[Extracted data entries]
◆ ◆ ◆ ◆

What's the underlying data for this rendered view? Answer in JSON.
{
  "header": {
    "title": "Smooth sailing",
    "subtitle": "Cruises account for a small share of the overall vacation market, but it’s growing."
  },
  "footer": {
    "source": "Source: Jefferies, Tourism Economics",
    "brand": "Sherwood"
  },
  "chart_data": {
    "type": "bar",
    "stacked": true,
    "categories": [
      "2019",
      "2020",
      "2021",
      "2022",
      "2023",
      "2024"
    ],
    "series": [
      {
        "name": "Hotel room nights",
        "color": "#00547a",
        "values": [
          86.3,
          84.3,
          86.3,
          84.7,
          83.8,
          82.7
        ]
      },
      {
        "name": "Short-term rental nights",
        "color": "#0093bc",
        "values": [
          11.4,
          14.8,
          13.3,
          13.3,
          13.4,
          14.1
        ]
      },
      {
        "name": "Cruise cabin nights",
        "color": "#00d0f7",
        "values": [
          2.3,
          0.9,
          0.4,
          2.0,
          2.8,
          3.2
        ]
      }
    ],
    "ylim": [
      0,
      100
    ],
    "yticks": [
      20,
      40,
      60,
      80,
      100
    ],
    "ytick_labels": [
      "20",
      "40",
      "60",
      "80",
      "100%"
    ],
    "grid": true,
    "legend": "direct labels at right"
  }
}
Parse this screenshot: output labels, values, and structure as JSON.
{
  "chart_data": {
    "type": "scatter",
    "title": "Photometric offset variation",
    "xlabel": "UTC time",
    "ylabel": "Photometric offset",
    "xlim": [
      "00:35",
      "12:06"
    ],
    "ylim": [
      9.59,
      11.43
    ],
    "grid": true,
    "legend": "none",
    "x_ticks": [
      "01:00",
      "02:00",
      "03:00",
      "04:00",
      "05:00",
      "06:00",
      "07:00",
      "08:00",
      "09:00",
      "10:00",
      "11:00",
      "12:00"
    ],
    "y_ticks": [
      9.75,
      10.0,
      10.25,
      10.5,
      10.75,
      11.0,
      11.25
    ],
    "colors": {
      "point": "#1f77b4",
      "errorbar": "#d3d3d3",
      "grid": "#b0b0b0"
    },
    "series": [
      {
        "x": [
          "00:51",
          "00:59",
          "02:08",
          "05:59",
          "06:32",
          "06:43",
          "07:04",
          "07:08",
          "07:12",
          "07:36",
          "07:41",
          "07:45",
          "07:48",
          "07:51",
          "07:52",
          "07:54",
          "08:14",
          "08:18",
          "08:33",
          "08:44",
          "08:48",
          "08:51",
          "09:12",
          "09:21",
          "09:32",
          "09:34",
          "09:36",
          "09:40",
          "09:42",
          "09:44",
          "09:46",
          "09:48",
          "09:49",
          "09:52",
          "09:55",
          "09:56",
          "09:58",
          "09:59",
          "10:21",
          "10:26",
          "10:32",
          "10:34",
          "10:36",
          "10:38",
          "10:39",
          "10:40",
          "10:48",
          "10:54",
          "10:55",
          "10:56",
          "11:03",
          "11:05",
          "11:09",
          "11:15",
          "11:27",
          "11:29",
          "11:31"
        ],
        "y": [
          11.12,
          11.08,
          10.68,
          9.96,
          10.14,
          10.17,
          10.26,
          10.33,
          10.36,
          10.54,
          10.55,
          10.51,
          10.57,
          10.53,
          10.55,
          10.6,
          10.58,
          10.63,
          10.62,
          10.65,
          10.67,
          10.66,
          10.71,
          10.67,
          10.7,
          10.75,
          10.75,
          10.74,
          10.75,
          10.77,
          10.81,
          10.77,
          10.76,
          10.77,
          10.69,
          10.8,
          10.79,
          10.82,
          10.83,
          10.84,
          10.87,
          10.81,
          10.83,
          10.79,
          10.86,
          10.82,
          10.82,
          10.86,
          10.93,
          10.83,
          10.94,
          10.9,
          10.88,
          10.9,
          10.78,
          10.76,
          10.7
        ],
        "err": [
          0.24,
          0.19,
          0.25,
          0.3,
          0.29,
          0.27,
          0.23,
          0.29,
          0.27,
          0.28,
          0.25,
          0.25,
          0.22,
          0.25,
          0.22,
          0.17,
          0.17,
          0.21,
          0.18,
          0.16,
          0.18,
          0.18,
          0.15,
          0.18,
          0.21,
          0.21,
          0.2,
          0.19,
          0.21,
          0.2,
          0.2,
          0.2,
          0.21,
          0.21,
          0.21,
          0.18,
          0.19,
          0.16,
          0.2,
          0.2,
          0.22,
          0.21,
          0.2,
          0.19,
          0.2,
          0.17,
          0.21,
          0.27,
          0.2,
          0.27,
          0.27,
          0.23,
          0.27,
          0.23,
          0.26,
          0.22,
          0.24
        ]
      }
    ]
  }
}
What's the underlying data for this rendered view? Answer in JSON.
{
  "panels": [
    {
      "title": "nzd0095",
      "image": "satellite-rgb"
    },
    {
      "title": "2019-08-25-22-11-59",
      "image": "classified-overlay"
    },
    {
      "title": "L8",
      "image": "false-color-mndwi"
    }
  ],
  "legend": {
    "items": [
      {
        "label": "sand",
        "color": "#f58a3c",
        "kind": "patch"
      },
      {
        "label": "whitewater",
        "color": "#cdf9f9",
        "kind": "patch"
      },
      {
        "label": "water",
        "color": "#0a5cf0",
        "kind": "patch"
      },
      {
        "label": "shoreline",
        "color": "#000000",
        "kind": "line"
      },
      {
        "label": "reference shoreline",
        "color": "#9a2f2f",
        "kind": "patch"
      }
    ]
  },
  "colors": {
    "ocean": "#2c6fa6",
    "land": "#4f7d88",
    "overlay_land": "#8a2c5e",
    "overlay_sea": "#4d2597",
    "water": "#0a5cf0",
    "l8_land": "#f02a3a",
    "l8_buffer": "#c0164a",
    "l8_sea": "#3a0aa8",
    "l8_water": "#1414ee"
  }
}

◆ ◆ ◆ ◆

Reproduce the entire listing word for word.

▸ Task result:
What's the underlying data for this rendered view? Answer in JSON.
{
  "header": {
    "title": "Smooth sailing",
    "subtitle": "Cruises account for a small share of the overall vacation market, but it’s growing."
  },
  "footer": {
    "source": "Source: Jefferies, Tourism Economics",
    "brand": "Sherwood"
  },
  "chart_data": {
    "type": "bar",
    "stacked": true,
    "categories": [
      "2019",
      "2020",
      "2021",
      "2022",
      "2023",
      "2024"
    ],
    "series": [
      {
        "name": "Hotel room nights",
        "color": "#00547a",
        "values": [
          86.3,
          84.3,
          86.3,
          84.7,
          83.8,
          82.7
        ]
      },
      {
        "name": "Short-term rental nights",
        "color": "#0093bc",
        "values": [
          11.4,
          14.8,
          13.3,
          13.3,
          13.4,
          14.1
        ]
      },
      {
        "name": "Cruise cabin nights",
        "color": "#00d0f7",
        "values": [
          2.3,
          0.9,
          0.4,
          2.0,
          2.8,
          3.2
        ]
      }
    ],
    "ylim": [
      0,
      100
    ],
    "yticks": [
      20,
      40,
      60,
      80,
      100
    ],
    "ytick_labels": [
      "20",
      "40",
      "60",
      "80",
      "100%"
    ],
    "grid": true,
    "legend": "direct labels at right"
  }
}
Parse this screenshot: output labels, values, and structure as JSON.
{
  "chart_data": {
    "type": "scatter",
    "title": "Photometric offset variation",
    "xlabel": "UTC time",
    "ylabel": "Photometric offset",
    "xlim": [
      "00:35",
      "12:06"
    ],
    "ylim": [
      9.59,
      11.43
    ],
    "grid": true,
    "legend": "none",
    "x_ticks": [
      "01:00",
      "02:00",
      "03:00",
      "04:00",
      "05:00",
      "06:00",
      "07:00",
      "08:00",
      "09:00",
      "10:00",
      "11:00",
      "12:00"
    ],
    "y_ticks": [
      9.75,
      10.0,
      10.25,
      10.5,
      10.75,
      11.0,
      11.25
    ],
    "colors": {
      "point": "#1f77b4",
      "errorbar": "#d3d3d3",
      "grid": "#b0b0b0"
    },
    "series": [
      {
        "x": [
          "00:51",
          "00:59",
          "02:08",
          "05:59",
          "06:32",
          "06:43",
          "07:04",
          "07:08",
          "07:12",
          "07:36",
          "07:41",
          "07:45",
          "07:48",
          "07:51",
          "07:52",
          "07:54",
          "08:14",
          "08:18",
          "08:33",
          "08:44",
          "08:48",
          "08:51",
          "09:12",
          "09:21",
          "09:32",
          "09:34",
          "09:36",
          "09:40",
          "09:42",
          "09:44",
          "09:46",
          "09:48",
          "09:49",
          "09:52",
          "09:55",
          "09:56",
          "09:58",
          "09:59",
          "10:21",
          "10:26",
          "10:32",
          "10:34",
          "10:36",
          "10:38",
          "10:39",
          "10:40",
          "10:48",
          "10:54",
          "10:55",
          "10:56",
          "11:03",
          "11:05",
          "11:09",
          "11:15",
          "11:27",
          "11:29",
          "11:31"
        ],
        "y": [
          11.12,
          11.08,
          10.68,
          9.96,
          10.14,
          10.17,
          10.26,
          10.33,
          10.36,
          10.54,
          10.55,
          10.51,
          10.57,
          10.53,
          10.55,
          10.6,
          10.58,
          10.63,
          10.62,
          10.65,
          10.67,
          10.66,
          10.71,
          10.67,
          10.7,
          10.75,
          10.75,
          10.74,
          10.75,
          10.77,
          10.81,
          10.77,
          10.76,
          10.77,
          10.69,
          10.8,
          10.79,
          10.82,
          10.83,
          10.84,
          10.87,
          10.81,
          10.83,
          10.79,
          10.86,
          10.82,
          10.82,
          10.86,
          10.93,
          10.83,
          10.94,
          10.9,
          10.88,
          10.9,
          10.78,
          10.76,
          10.7
        ],
        "err": [
          0.24,
          0.19,
          0.25,
          0.3,
          0.29,
          0.27,
          0.23,
          0.29,
          0.27,
          0.28,
          0.25,
          0.25,
          0.22,
          0.25,
          0.22,
          0.17,
          0.17,
          0.21,
          0.18,
          0.16,
          0.18,
          0.18,
          0.15,
          0.18,
          0.21,
          0.21,
          0.2,
          0.19,
          0.21,
          0.2,
          0.2,
          0.2,
          0.21,
          0.21,
          0.21,
          0.18,
          0.19,
          0.16,
          0.2,
          0.2,
          0.22,
          0.21,
          0.2,
          0.19,
          0.2,
          0.17,
          0.21,
          0.27,
          0.2,
          0.27,
          0.27,
          0.23,
          0.27,
          0.23,
          0.26,
          0.22,
          0.24
        ]
      }
    ]
  }
}
What's the underlying data for this rendered view? Answer in JSON.
{
  "panels": [
    {
      "title": "nzd0095",
      "image": "satellite-rgb"
    },
    {
      "title": "2019-08-25-22-11-59",
      "image": "classified-overlay"
    },
    {
      "title": "L8",
      "image": "false-color-mndwi"
    }
  ],
  "legend": {
    "items": [
      {
        "label": "sand",
        "color": "#f58a3c",
        "kind": "patch"
      },
      {
        "label": "whitewater",
        "color": "#cdf9f9",
        "kind": "patch"
      },
      {
        "label": "water",
        "color": "#0a5cf0",
        "kind": "patch"
      },
      {
        "label": "shoreline",
        "color": "#000000",
        "kind": "line"
      },
      {
        "label": "reference shoreline",
        "color": "#9a2f2f",
        "kind": "patch"
      }
    ]
  },
  "colors": {
    "ocean": "#2c6fa6",
    "land": "#4f7d88",
    "overlay_land": "#8a2c5e",
    "overlay_sea": "#4d2597",
    "water": "#0a5cf0",
    "l8_land": "#f02a3a",
    "l8_buffer": "#c0164a",
    "l8_sea": "#3a0aa8",
    "l8_water": "#1414ee"
  }
}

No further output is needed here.